Stored records:
----

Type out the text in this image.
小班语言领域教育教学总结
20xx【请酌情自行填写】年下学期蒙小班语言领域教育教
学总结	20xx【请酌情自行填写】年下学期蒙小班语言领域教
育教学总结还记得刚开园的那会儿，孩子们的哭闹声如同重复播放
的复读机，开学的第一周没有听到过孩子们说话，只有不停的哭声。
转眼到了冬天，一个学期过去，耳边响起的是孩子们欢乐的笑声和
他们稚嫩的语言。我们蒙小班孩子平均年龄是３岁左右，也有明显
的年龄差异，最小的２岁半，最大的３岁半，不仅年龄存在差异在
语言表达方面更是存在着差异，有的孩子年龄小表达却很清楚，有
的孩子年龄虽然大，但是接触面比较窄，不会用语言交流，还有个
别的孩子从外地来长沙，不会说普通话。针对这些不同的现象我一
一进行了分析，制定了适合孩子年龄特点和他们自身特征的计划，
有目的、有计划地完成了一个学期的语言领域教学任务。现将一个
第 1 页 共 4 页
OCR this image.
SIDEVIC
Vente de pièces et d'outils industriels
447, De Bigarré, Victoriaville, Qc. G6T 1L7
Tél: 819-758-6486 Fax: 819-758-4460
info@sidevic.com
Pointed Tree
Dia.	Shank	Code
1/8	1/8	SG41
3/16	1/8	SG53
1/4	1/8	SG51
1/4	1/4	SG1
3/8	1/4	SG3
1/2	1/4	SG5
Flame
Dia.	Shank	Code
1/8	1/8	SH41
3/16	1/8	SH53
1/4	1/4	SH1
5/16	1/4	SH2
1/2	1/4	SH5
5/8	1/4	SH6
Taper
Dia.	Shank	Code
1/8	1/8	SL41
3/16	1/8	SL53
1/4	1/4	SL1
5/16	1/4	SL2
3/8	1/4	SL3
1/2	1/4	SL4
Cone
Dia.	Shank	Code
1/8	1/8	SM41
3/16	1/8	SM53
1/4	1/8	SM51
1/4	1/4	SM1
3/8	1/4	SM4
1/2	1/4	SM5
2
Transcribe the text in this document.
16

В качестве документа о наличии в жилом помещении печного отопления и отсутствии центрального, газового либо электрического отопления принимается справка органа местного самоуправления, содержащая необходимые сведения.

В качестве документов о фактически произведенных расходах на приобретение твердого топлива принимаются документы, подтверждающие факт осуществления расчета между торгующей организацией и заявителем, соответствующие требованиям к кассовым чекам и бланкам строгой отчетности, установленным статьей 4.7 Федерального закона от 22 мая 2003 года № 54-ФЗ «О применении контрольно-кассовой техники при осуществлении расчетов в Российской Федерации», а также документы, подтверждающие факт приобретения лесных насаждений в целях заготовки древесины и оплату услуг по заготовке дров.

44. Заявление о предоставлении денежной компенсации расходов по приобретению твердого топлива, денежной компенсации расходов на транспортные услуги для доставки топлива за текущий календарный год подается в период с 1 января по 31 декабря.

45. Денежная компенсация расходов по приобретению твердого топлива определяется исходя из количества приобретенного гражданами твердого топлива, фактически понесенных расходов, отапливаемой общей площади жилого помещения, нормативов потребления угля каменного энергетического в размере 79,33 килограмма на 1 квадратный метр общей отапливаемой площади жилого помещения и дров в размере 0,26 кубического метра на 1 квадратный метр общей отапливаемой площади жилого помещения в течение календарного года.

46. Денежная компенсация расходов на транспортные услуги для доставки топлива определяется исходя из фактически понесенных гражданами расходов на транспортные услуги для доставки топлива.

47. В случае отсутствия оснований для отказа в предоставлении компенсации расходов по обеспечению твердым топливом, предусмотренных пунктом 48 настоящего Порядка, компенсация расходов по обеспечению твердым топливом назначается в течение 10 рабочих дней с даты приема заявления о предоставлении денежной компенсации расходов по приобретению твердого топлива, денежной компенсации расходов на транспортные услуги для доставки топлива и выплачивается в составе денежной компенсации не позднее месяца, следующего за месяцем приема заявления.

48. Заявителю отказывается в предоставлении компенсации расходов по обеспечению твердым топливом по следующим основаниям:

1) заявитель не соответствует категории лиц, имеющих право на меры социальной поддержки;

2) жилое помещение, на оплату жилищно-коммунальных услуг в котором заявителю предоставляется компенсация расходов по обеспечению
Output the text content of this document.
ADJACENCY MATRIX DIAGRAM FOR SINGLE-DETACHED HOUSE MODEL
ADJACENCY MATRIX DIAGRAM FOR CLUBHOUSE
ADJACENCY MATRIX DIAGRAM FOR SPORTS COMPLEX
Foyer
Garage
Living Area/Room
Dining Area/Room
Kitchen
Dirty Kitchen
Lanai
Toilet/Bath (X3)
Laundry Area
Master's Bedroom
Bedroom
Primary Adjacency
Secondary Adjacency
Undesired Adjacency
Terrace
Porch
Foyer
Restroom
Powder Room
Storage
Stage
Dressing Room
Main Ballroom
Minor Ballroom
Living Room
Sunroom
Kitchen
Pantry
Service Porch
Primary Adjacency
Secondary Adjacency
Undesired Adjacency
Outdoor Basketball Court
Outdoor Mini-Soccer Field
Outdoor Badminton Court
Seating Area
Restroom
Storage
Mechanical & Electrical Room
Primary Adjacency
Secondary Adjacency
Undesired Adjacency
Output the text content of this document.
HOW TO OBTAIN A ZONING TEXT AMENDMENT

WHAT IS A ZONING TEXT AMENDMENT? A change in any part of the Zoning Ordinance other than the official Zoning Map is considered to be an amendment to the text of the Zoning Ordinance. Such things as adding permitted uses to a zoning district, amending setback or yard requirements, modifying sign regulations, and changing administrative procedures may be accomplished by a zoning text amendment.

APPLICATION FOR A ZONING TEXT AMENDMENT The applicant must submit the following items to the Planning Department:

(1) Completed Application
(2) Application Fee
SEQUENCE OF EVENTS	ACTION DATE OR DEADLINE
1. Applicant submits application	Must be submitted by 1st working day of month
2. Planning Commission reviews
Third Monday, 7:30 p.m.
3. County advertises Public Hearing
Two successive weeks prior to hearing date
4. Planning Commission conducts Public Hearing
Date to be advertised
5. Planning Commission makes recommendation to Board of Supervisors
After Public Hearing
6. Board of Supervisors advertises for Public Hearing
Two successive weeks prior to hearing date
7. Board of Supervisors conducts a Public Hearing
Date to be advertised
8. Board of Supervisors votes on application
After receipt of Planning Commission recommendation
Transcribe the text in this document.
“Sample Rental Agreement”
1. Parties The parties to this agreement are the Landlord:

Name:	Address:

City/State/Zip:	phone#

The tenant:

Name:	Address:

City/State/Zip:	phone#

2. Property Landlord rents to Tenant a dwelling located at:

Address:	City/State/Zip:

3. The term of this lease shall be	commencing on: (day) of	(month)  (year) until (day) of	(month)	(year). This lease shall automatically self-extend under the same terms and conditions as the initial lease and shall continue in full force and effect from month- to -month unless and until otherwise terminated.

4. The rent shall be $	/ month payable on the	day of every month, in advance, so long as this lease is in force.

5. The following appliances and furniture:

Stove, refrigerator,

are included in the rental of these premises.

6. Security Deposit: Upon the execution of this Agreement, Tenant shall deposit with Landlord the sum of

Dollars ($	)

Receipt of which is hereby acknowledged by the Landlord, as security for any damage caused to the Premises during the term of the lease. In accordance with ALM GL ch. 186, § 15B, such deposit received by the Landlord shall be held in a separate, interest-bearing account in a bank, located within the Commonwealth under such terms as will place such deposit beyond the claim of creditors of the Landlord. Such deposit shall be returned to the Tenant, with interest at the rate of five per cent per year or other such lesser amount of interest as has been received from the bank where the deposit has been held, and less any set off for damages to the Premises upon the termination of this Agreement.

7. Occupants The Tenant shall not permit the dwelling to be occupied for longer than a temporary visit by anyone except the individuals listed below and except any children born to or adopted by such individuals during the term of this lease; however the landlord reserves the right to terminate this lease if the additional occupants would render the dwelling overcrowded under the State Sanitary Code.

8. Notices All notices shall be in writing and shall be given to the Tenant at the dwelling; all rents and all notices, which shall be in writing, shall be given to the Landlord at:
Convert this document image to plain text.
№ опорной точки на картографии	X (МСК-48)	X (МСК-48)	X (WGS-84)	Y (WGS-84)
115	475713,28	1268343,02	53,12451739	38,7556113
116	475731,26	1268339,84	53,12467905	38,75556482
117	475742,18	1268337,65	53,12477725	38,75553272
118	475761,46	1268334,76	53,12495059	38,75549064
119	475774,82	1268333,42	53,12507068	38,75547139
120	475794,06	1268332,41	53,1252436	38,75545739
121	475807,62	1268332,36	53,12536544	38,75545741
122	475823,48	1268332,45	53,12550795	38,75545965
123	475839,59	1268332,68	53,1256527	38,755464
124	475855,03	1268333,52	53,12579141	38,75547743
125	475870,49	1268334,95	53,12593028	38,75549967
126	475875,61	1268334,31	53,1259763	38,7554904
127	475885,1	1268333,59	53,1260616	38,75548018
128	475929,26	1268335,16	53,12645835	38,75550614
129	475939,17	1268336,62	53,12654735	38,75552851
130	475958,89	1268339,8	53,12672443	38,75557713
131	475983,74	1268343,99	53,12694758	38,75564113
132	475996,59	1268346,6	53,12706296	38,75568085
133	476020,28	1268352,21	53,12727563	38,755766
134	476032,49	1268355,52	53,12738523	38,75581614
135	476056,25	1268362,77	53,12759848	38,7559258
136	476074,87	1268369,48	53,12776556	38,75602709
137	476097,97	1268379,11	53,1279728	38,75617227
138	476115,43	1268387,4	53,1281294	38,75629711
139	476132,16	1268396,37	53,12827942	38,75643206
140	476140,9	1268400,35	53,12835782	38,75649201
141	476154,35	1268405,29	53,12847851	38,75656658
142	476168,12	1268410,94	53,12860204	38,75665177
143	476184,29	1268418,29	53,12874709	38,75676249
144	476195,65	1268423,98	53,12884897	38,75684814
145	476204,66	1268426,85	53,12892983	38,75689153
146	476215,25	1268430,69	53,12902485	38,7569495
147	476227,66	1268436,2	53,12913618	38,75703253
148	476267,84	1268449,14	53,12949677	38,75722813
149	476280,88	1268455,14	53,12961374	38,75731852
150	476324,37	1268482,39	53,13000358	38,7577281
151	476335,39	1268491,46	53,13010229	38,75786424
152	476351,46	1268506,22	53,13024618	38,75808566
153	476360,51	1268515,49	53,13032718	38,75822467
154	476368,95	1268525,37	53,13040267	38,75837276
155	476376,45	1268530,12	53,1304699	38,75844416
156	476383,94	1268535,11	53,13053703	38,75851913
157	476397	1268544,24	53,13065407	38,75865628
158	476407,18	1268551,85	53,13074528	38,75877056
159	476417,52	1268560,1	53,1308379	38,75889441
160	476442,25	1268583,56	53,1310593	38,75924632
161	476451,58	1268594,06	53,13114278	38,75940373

----

◆ THE EXERCISE ◆
Show every line from the entries above in which "recommendation" appears.

◆ TASK ANSWER ◆
5. Planning Commission makes recommendation to Board of Supervisors
After receipt of Planning Commission recommendation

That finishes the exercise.